### Task input

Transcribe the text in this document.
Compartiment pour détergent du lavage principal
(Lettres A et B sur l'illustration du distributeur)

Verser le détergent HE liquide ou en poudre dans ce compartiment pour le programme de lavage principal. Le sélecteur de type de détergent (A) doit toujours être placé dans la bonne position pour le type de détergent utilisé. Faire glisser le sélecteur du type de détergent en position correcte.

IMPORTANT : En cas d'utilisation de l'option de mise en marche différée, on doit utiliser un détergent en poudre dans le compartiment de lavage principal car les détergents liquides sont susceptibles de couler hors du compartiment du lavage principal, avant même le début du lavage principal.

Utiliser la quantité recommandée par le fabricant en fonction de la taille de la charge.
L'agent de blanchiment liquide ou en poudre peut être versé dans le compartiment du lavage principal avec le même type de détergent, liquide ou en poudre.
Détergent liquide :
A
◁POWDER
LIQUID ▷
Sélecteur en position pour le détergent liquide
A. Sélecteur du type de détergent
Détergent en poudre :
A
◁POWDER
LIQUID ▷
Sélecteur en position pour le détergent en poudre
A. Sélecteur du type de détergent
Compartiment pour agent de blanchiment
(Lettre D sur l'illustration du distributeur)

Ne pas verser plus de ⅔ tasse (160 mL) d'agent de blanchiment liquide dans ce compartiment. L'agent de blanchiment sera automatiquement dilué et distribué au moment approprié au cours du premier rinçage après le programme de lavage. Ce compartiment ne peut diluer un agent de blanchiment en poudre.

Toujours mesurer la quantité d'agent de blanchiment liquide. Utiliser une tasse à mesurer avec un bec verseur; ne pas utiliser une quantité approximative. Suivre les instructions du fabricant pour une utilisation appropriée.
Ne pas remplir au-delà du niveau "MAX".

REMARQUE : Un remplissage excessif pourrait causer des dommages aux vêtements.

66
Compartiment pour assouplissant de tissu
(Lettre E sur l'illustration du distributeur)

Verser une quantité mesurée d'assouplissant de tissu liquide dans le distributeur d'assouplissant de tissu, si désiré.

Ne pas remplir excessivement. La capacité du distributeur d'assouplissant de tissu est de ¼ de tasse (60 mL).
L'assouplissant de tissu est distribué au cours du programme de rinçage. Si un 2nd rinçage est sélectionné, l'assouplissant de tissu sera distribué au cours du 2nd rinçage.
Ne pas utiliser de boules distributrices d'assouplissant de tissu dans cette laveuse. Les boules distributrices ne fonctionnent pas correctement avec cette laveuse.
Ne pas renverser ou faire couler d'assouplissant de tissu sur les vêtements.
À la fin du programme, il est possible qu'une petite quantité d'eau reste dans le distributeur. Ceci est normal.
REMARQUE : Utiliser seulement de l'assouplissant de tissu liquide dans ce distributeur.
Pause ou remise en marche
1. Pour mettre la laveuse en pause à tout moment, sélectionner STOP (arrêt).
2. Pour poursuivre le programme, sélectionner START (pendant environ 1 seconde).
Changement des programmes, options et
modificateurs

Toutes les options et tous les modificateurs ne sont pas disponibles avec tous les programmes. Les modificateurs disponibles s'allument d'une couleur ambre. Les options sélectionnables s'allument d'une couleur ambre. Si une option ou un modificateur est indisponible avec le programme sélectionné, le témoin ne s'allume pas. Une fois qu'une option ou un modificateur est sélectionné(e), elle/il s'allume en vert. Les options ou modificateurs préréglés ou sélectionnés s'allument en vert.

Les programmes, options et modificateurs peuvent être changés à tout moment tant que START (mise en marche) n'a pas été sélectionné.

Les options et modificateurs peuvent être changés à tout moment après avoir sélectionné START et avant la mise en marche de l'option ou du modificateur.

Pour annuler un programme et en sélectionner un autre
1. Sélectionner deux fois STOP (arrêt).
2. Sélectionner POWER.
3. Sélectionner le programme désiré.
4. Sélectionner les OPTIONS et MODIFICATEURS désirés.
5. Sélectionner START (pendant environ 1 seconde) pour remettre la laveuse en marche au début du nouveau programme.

######

Print the whole listing again, exactly.

§ **Correct output**
Transcribe the text in this document.
Compartiment pour détergent du lavage principal
(Lettres A et B sur l'illustration du distributeur)

Verser le détergent HE liquide ou en poudre dans ce compartiment pour le programme de lavage principal. Le sélecteur de type de détergent (A) doit toujours être placé dans la bonne position pour le type de détergent utilisé. Faire glisser le sélecteur du type de détergent en position correcte.

IMPORTANT : En cas d'utilisation de l'option de mise en marche différée, on doit utiliser un détergent en poudre dans le compartiment de lavage principal car les détergents liquides sont susceptibles de couler hors du compartiment du lavage principal, avant même le début du lavage principal.

Utiliser la quantité recommandée par le fabricant en fonction de la taille de la charge.
L'agent de blanchiment liquide ou en poudre peut être versé dans le compartiment du lavage principal avec le même type de détergent, liquide ou en poudre.
Détergent liquide :
A
◁POWDER
LIQUID ▷
Sélecteur en position pour le détergent liquide
A. Sélecteur du type de détergent
Détergent en poudre :
A
◁POWDER
LIQUID ▷
Sélecteur en position pour le détergent en poudre
A. Sélecteur du type de détergent
Compartiment pour agent de blanchiment
(Lettre D sur l'illustration du distributeur)

Ne pas verser plus de ⅔ tasse (160 mL) d'agent de blanchiment liquide dans ce compartiment. L'agent de blanchiment sera automatiquement dilué et distribué au moment approprié au cours du premier rinçage après le programme de lavage. Ce compartiment ne peut diluer un agent de blanchiment en poudre.

Toujours mesurer la quantité d'agent de blanchiment liquide. Utiliser une tasse à mesurer avec un bec verseur; ne pas utiliser une quantité approximative. Suivre les instructions du fabricant pour une utilisation appropriée.
Ne pas remplir au-delà du niveau "MAX".

REMARQUE : Un remplissage excessif pourrait causer des dommages aux vêtements.

66
Compartiment pour assouplissant de tissu
(Lettre E sur l'illustration du distributeur)

Verser une quantité mesurée d'assouplissant de tissu liquide dans le distributeur d'assouplissant de tissu, si désiré.

Ne pas remplir excessivement. La capacité du distributeur d'assouplissant de tissu est de ¼ de tasse (60 mL).
L'assouplissant de tissu est distribué au cours du programme de rinçage. Si un 2nd rinçage est sélectionné, l'assouplissant de tissu sera distribué au cours du 2nd rinçage.
Ne pas utiliser de boules distributrices d'assouplissant de tissu dans cette laveuse. Les boules distributrices ne fonctionnent pas correctement avec cette laveuse.
Ne pas renverser ou faire couler d'assouplissant de tissu sur les vêtements.
À la fin du programme, il est possible qu'une petite quantité d'eau reste dans le distributeur. Ceci est normal.
REMARQUE : Utiliser seulement de l'assouplissant de tissu liquide dans ce distributeur.
Pause ou remise en marche
1. Pour mettre la laveuse en pause à tout moment, sélectionner STOP (arrêt).
2. Pour poursuivre le programme, sélectionner START (pendant environ 1 seconde).
Changement des programmes, options et
modificateurs

Toutes les options et tous les modificateurs ne sont pas disponibles avec tous les programmes. Les modificateurs disponibles s'allument d'une couleur ambre. Les options sélectionnables s'allument d'une couleur ambre. Si une option ou un modificateur est indisponible avec le programme sélectionné, le témoin ne s'allume pas. Une fois qu'une option ou un modificateur est sélectionné(e), elle/il s'allume en vert. Les options ou modificateurs préréglés ou sélectionnés s'allument en vert.

Les programmes, options et modificateurs peuvent être changés à tout moment tant que START (mise en marche) n'a pas été sélectionné.

Les options et modificateurs peuvent être changés à tout moment après avoir sélectionné START et avant la mise en marche de l'option ou du modificateur.

Pour annuler un programme et en sélectionner un autre
1. Sélectionner deux fois STOP (arrêt).
2. Sélectionner POWER.
3. Sélectionner le programme désiré.
4. Sélectionner les OPTIONS et MODIFICATEURS désirés.
5. Sélectionner START (pendant environ 1 seconde) pour remettre la laveuse en marche au début du nouveau programme.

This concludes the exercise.